Records supplied:
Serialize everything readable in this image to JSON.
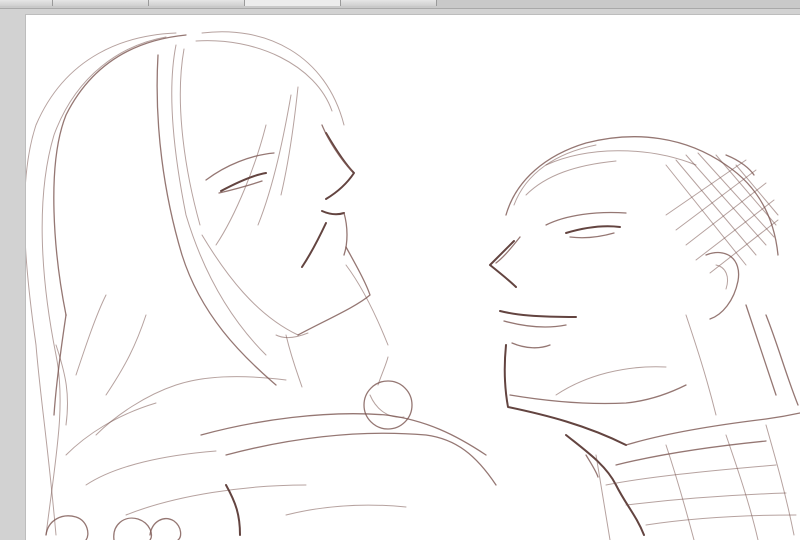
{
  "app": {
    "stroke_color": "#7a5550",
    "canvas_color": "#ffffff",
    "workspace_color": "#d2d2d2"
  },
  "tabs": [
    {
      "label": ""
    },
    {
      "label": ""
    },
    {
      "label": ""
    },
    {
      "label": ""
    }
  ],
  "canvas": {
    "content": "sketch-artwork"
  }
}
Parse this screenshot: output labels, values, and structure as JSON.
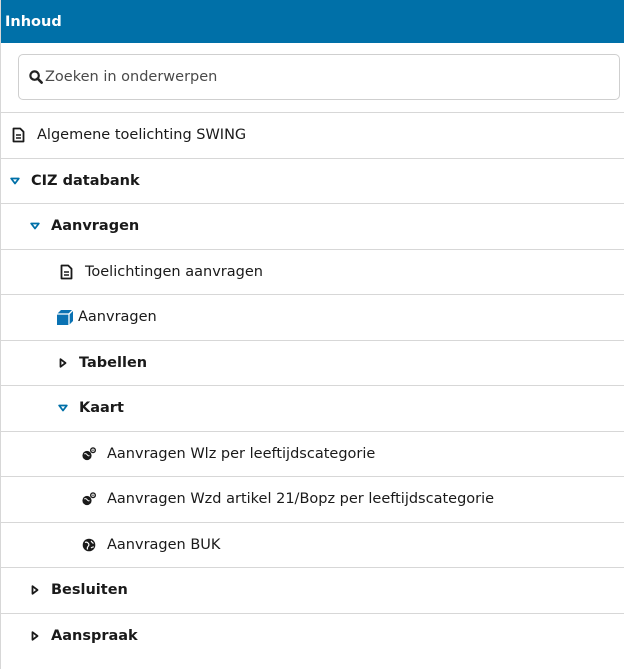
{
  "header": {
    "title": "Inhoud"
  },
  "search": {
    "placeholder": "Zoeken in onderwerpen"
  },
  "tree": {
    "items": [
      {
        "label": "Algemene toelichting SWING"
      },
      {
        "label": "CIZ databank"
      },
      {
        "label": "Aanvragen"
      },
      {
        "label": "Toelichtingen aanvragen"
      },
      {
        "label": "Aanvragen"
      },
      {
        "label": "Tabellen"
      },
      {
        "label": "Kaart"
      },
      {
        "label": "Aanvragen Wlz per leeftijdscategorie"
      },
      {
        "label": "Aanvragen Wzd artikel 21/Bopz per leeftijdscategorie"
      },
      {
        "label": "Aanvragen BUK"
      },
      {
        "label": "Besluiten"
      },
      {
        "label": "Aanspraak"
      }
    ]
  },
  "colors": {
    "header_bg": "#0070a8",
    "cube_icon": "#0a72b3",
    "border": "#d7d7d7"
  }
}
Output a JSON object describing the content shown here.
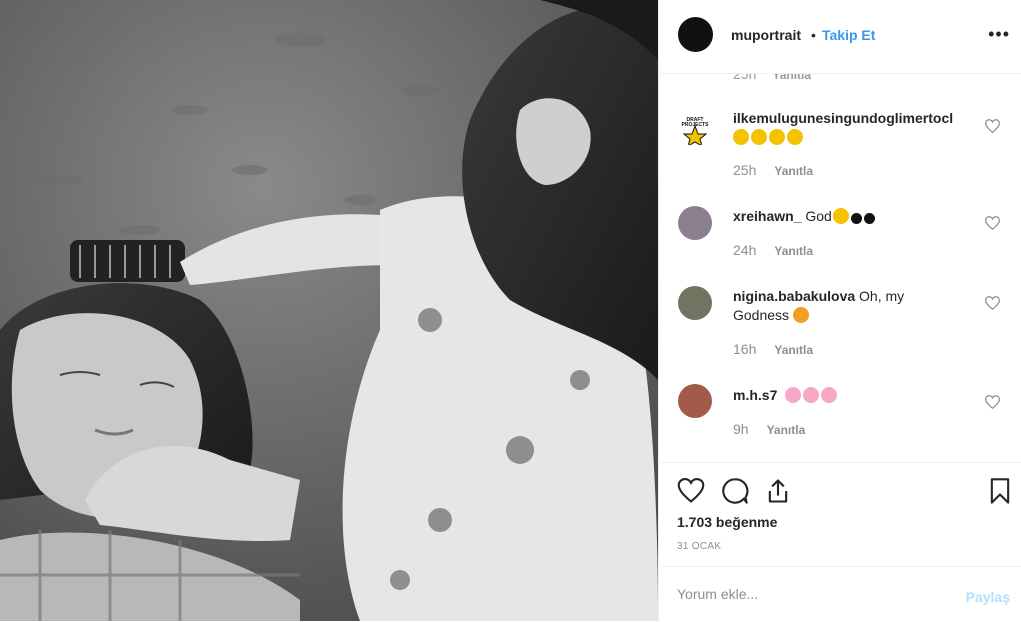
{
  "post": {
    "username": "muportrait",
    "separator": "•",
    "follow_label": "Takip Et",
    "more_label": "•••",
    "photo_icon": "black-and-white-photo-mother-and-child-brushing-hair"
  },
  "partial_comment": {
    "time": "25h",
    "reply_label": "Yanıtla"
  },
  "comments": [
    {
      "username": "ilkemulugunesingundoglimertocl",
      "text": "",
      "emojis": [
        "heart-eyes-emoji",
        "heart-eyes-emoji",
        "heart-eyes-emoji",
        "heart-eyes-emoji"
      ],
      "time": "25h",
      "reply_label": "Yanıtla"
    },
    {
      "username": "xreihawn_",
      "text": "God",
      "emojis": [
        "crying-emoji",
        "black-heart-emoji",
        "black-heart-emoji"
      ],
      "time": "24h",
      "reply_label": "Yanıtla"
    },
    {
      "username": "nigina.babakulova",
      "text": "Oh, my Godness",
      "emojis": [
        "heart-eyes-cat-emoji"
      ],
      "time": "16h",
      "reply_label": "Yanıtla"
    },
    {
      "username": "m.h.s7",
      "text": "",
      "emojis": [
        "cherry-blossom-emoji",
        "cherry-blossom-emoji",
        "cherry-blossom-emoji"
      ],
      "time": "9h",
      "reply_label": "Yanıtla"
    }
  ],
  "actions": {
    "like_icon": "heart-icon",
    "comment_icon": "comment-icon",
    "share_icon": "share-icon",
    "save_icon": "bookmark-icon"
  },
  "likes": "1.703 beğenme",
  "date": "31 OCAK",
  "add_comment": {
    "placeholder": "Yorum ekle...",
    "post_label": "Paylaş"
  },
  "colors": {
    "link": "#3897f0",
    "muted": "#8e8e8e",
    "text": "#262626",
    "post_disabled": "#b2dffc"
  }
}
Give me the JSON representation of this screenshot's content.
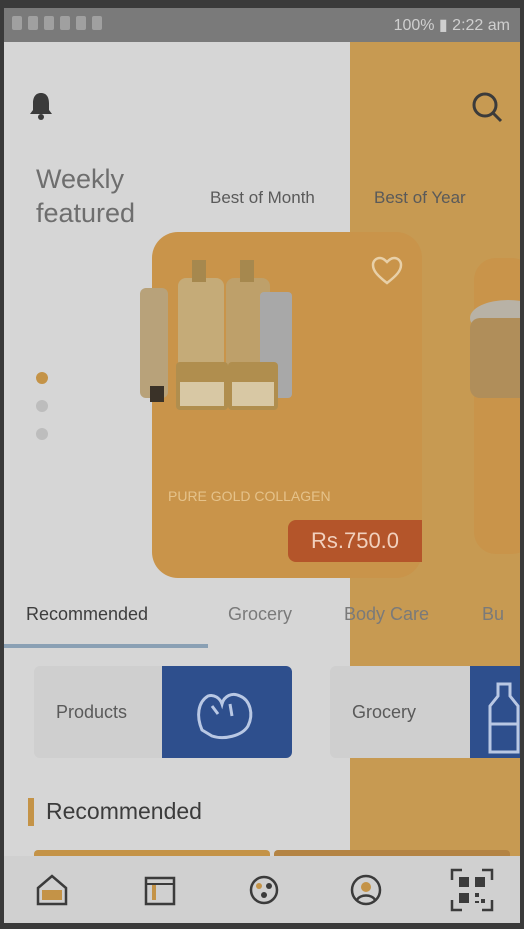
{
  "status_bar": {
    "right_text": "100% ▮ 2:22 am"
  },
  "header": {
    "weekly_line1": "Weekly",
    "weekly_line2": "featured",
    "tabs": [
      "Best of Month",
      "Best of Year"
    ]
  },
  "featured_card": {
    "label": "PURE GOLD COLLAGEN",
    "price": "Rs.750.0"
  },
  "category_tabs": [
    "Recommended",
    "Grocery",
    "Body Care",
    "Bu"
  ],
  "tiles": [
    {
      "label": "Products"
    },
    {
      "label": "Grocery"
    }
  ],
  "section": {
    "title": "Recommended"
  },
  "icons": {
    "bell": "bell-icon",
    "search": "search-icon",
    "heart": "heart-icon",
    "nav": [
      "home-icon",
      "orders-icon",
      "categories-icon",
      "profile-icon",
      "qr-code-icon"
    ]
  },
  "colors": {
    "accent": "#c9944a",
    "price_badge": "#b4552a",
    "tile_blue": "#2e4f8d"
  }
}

Objective: Each line in the listing above that contains "content" should be copied.

Finished answer:
    "content": "sketch-artwork"
Output a JSON object describing the content shown here.
Give me the JSON representation of this screenshot's content.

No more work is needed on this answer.